— Written problem —
Pick out every line of the entries below where "duration" occurs, and copy those lines.

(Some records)
--------------------------------

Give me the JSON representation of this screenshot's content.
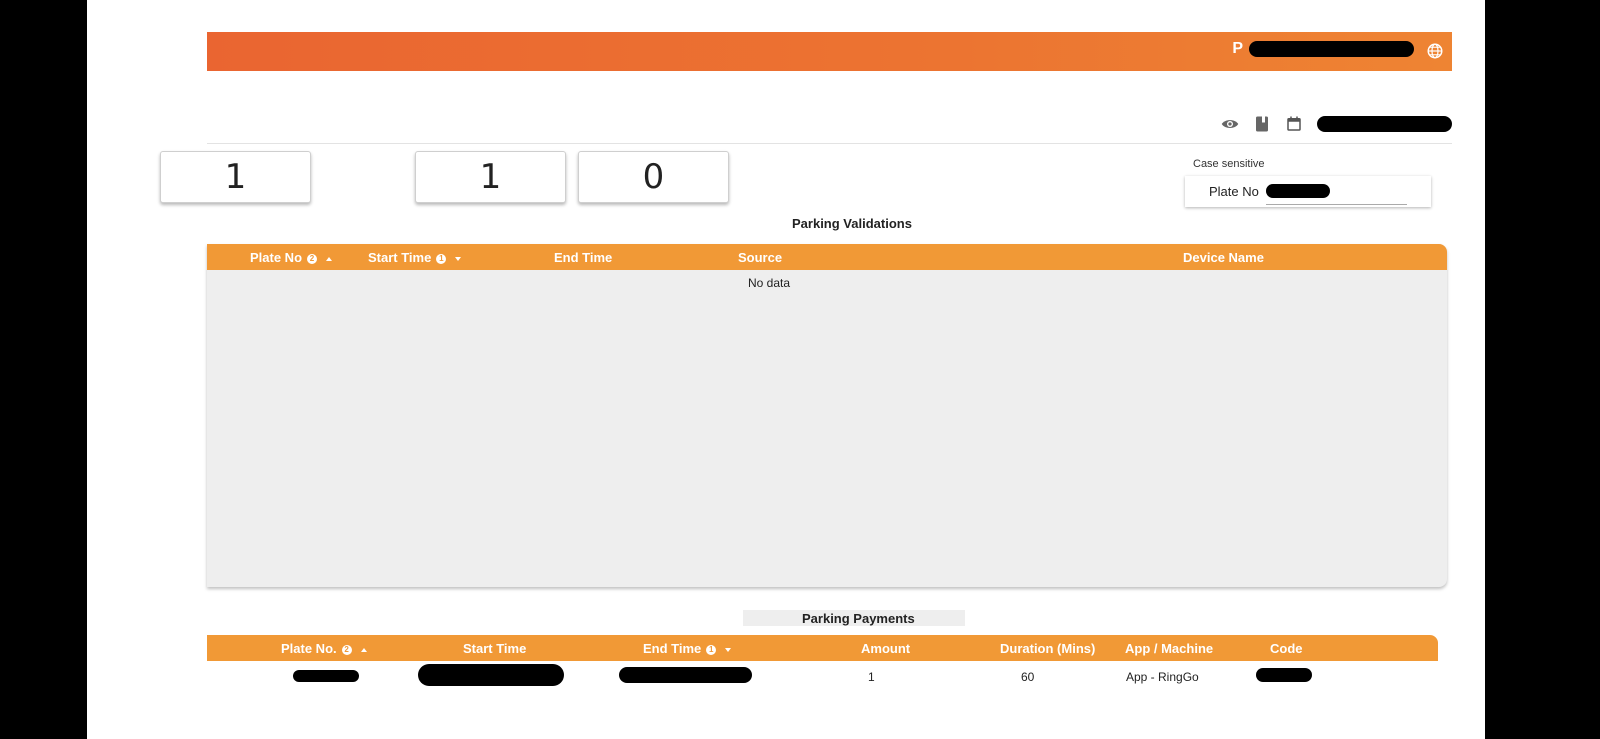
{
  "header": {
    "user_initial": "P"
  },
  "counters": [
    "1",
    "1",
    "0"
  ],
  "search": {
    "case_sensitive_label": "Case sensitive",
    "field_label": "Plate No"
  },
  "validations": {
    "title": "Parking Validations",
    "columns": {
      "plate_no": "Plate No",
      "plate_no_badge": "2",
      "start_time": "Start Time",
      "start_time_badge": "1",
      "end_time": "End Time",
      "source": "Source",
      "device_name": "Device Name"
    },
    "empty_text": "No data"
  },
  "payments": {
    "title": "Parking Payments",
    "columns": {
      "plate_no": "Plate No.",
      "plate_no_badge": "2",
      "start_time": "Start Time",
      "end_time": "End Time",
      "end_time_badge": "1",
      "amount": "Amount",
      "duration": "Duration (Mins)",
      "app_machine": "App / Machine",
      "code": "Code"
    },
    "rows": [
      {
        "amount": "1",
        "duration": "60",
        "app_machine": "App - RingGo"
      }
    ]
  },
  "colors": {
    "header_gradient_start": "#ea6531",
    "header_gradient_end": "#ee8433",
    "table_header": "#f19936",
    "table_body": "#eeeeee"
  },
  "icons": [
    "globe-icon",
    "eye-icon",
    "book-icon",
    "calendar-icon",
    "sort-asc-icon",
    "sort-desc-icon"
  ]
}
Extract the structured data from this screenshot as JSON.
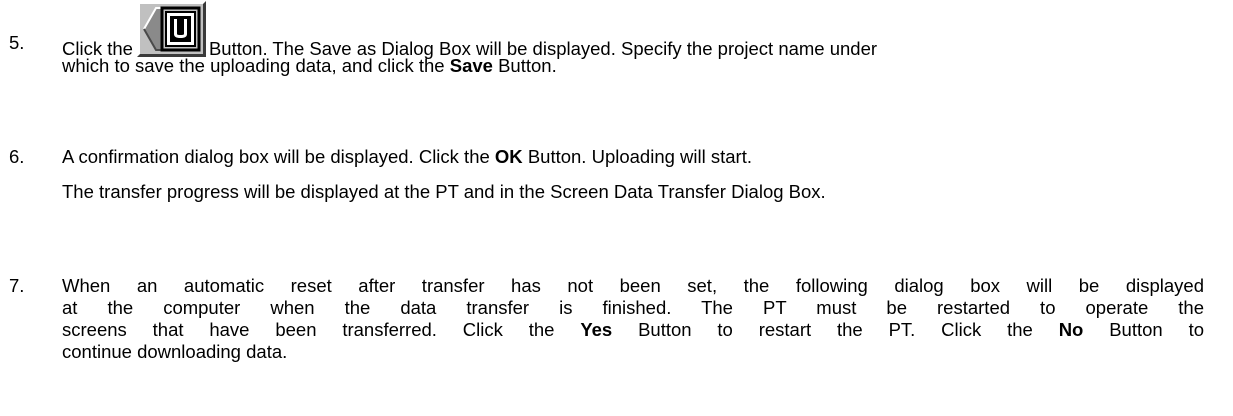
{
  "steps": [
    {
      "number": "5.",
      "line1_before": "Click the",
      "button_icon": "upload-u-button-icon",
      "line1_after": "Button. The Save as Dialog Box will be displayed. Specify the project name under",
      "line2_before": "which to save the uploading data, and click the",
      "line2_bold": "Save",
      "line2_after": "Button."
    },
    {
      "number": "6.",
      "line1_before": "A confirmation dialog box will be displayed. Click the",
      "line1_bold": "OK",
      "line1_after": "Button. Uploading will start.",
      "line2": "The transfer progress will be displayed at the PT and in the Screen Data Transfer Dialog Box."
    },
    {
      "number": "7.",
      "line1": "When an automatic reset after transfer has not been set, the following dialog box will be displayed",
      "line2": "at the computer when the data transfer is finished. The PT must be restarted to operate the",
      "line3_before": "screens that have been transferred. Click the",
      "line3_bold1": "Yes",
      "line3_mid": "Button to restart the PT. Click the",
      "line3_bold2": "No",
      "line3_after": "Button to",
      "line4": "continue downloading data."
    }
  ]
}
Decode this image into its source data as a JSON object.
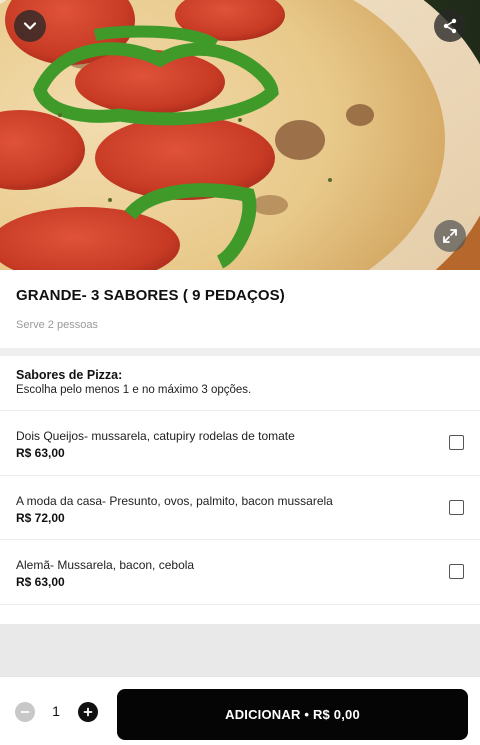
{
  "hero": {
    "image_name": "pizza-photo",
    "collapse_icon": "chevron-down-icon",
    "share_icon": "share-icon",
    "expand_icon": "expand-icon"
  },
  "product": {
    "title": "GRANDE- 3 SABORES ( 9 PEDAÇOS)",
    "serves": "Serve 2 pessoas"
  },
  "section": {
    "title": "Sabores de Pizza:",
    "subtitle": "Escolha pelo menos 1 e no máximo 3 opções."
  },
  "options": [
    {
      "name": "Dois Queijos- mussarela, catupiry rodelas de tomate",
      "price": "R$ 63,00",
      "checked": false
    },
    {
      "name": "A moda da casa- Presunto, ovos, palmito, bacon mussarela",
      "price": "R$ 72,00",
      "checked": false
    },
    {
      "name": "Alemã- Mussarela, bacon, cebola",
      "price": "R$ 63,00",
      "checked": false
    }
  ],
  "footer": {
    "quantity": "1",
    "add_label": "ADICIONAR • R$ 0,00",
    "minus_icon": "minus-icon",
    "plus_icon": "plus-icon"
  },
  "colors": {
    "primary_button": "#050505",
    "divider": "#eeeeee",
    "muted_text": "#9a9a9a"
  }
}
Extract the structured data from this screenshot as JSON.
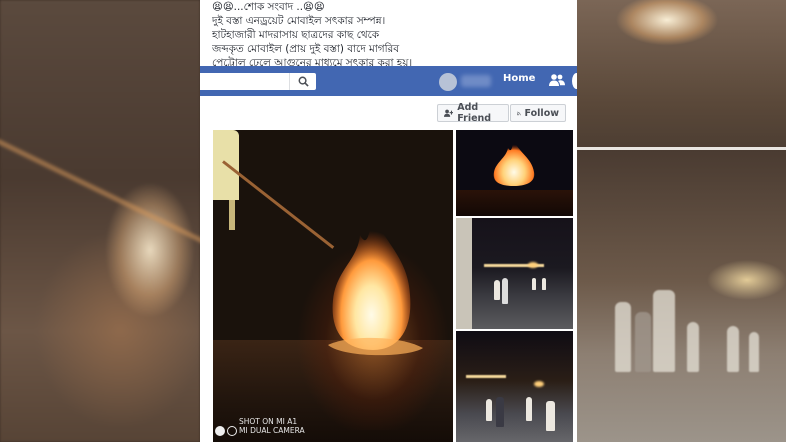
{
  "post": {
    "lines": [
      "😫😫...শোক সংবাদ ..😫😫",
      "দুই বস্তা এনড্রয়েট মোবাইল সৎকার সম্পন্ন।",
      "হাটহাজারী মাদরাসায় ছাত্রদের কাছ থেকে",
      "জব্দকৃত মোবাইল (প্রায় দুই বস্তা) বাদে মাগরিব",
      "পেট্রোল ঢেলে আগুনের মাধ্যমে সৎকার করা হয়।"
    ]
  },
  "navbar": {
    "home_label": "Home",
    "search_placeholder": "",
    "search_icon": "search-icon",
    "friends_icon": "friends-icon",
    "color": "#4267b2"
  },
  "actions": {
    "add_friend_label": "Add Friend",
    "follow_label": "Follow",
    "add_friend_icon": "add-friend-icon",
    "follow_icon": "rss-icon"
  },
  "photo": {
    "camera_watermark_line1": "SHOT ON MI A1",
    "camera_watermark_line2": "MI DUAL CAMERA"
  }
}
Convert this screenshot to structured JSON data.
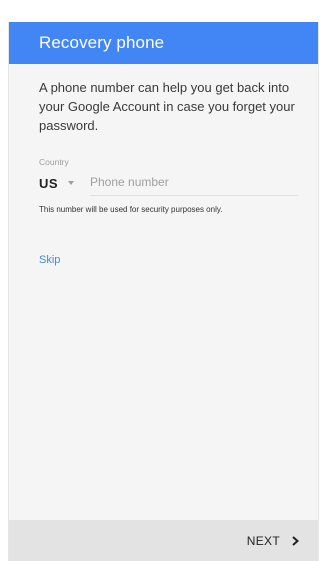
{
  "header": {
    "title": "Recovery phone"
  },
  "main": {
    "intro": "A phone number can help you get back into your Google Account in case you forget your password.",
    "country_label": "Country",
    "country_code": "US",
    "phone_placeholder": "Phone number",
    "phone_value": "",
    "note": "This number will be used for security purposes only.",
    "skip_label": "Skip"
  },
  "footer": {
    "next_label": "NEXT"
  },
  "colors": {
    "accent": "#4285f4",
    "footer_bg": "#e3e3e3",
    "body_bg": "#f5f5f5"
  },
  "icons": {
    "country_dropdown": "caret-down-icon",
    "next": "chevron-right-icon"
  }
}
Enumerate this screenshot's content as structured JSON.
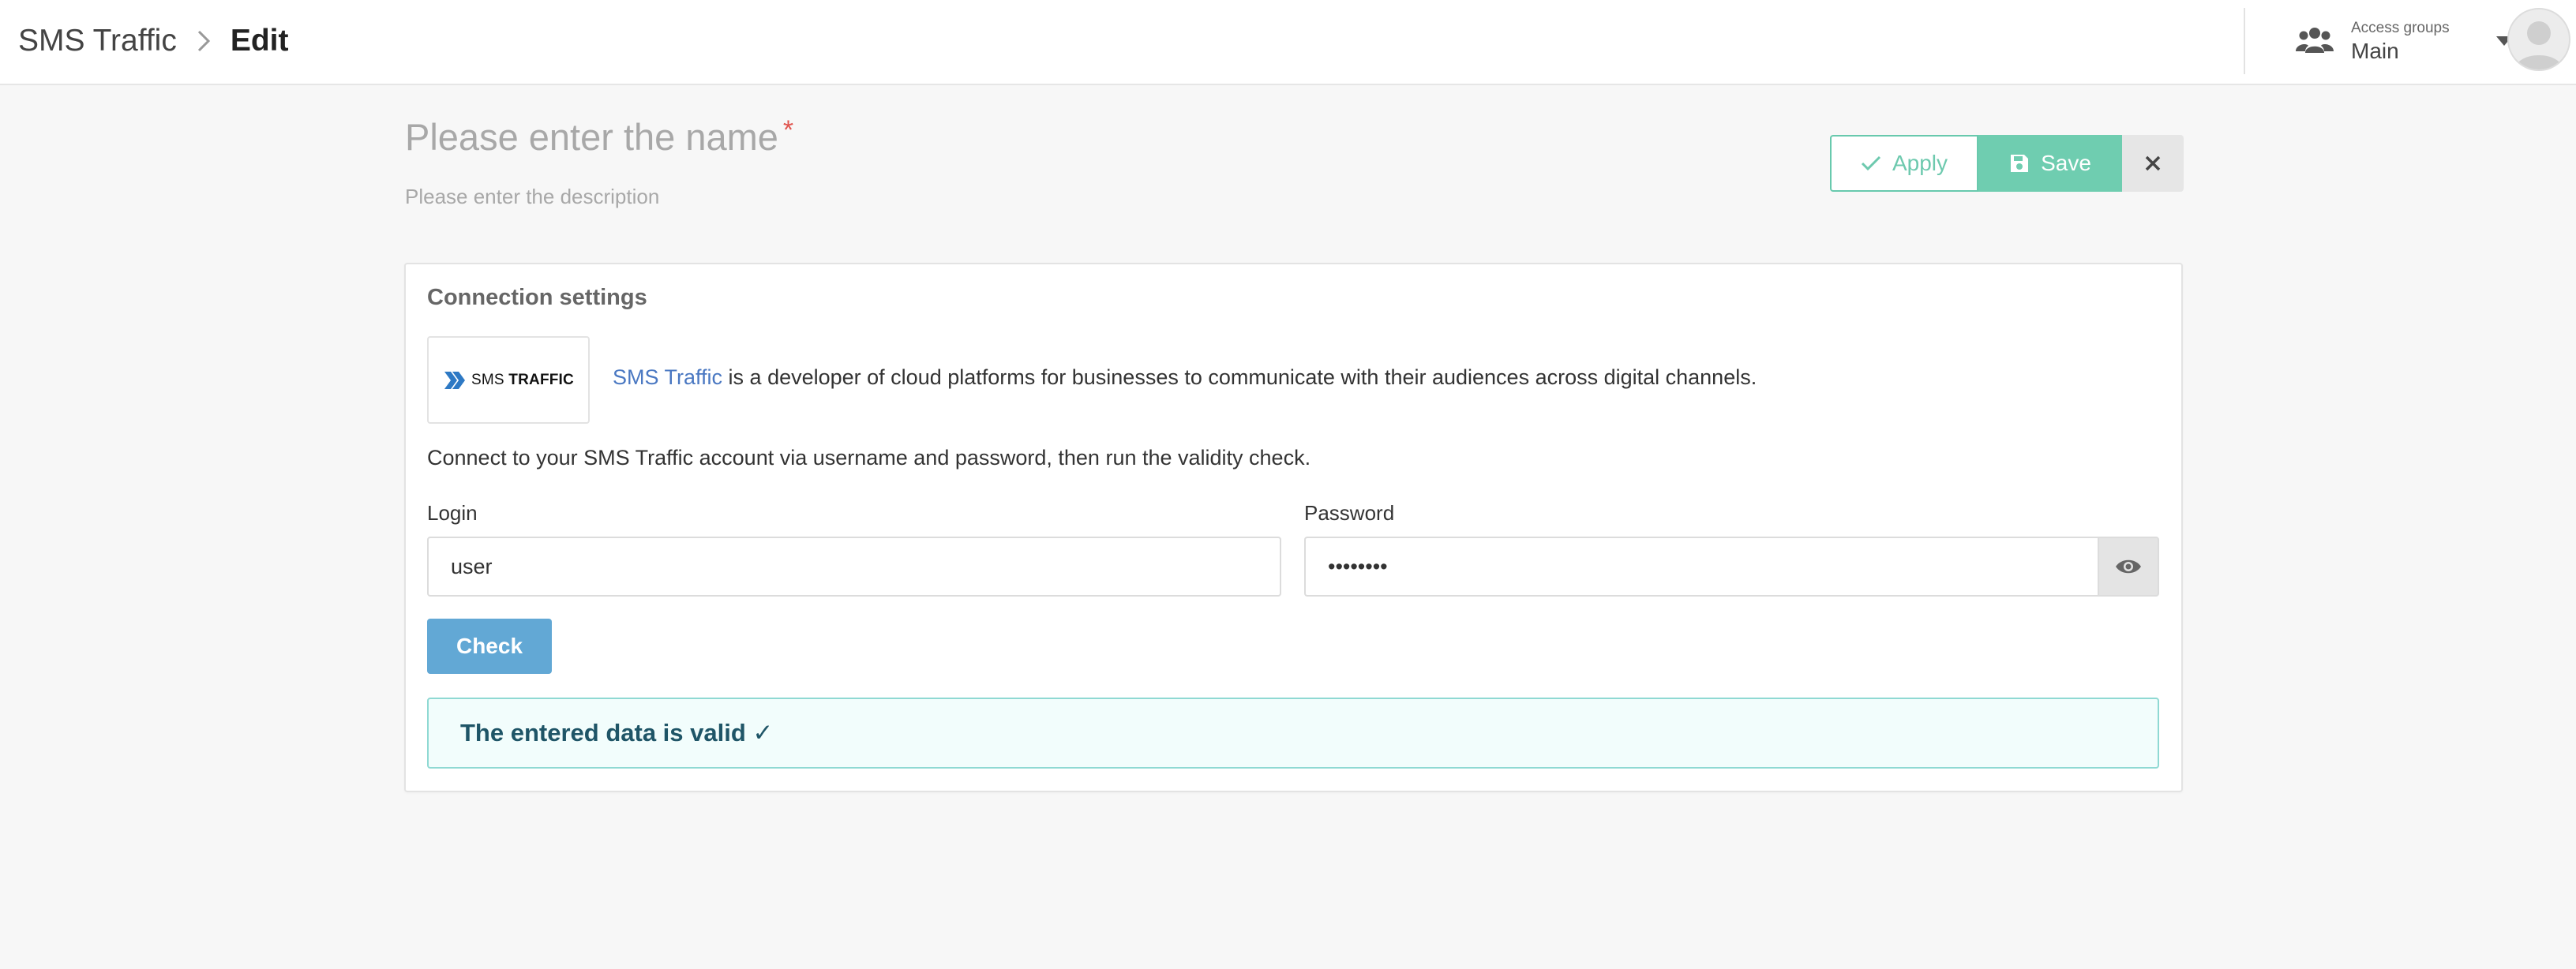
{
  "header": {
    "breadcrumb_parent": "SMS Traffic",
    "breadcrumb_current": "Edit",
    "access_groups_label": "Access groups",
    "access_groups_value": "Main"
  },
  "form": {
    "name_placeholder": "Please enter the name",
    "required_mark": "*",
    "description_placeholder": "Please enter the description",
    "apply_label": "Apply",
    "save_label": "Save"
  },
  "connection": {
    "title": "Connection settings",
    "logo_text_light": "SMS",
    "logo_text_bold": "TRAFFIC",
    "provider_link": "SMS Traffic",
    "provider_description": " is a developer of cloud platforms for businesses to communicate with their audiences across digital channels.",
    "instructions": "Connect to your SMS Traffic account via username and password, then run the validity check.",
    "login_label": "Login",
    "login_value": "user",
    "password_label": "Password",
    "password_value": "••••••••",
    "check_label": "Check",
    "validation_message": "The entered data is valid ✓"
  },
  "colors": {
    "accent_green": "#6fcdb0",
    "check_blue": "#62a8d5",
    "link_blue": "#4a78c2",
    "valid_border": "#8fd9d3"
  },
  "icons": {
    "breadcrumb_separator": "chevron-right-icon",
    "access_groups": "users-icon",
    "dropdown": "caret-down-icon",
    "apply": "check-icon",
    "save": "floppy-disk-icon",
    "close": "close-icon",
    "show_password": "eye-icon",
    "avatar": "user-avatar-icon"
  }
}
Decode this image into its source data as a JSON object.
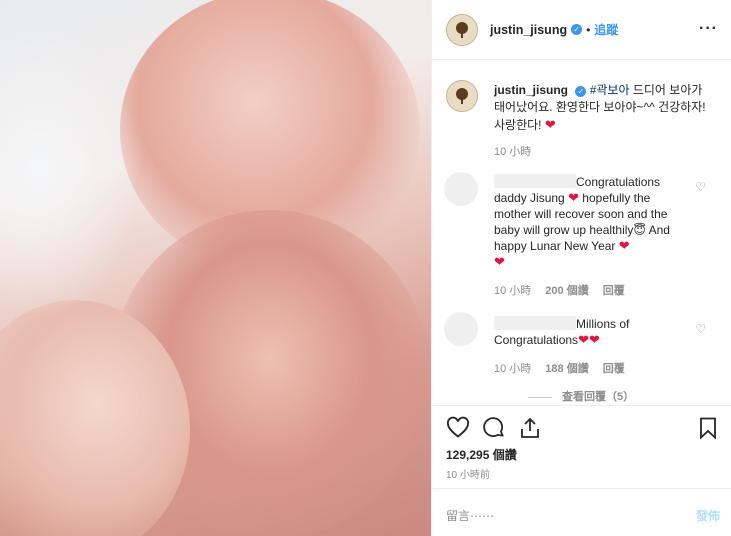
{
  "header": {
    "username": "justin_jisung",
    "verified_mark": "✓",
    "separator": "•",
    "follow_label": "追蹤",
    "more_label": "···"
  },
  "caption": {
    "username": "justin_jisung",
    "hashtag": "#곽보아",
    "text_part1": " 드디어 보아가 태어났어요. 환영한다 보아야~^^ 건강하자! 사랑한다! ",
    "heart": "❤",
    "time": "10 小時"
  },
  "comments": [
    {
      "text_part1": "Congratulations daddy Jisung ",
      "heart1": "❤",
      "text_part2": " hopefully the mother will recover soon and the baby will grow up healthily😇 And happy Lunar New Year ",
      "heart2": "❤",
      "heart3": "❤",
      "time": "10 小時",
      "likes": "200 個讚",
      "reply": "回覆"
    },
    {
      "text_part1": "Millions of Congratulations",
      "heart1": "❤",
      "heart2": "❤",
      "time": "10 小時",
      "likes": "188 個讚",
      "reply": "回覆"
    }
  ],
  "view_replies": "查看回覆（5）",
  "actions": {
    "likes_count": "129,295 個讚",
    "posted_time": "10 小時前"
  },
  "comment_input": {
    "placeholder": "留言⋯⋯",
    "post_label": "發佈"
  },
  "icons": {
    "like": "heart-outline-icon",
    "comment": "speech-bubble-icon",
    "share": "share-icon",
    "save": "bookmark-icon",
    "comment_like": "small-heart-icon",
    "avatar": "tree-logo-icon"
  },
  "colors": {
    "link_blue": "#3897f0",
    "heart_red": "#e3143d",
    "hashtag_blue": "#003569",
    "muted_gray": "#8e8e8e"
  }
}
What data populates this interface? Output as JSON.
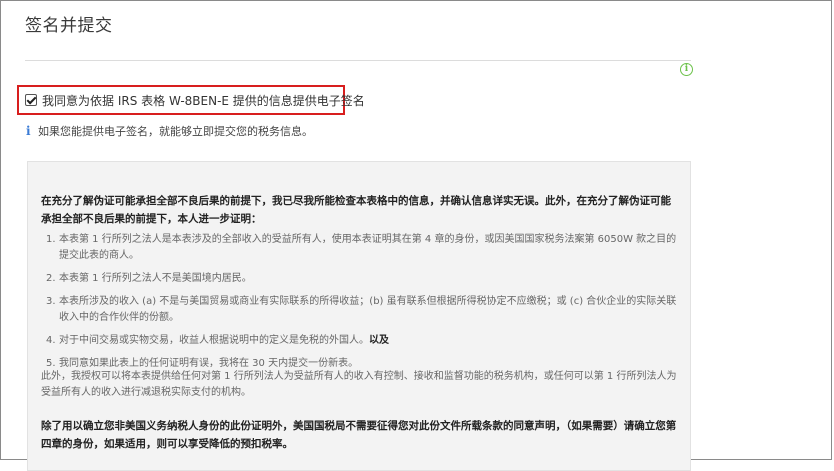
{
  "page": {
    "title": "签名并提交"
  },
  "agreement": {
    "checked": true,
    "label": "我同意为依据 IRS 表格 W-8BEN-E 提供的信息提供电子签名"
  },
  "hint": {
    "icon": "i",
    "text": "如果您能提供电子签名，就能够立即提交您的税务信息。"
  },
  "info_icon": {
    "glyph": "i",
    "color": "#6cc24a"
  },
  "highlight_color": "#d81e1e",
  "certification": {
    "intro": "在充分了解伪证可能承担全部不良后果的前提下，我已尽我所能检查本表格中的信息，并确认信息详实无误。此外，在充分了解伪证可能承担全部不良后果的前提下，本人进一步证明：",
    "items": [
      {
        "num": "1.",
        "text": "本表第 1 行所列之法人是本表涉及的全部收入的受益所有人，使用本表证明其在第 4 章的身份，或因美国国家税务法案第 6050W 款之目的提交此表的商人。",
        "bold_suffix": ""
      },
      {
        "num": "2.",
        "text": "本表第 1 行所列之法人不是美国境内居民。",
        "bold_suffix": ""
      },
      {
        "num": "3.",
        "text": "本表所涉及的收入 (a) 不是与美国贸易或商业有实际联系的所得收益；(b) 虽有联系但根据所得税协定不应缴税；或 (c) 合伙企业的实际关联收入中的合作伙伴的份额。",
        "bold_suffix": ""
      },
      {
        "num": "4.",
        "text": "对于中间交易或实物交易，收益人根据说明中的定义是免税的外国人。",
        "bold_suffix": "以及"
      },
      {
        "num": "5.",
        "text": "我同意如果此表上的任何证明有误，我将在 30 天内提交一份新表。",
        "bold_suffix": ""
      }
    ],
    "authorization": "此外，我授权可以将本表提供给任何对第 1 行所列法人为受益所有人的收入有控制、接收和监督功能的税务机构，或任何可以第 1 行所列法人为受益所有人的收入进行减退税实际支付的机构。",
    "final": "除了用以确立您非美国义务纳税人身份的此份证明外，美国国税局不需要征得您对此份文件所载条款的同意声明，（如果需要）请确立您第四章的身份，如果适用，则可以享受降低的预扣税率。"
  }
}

--------------------------------

— Solution —
      "duration": "Duration (Mins)",
        "duration": "60",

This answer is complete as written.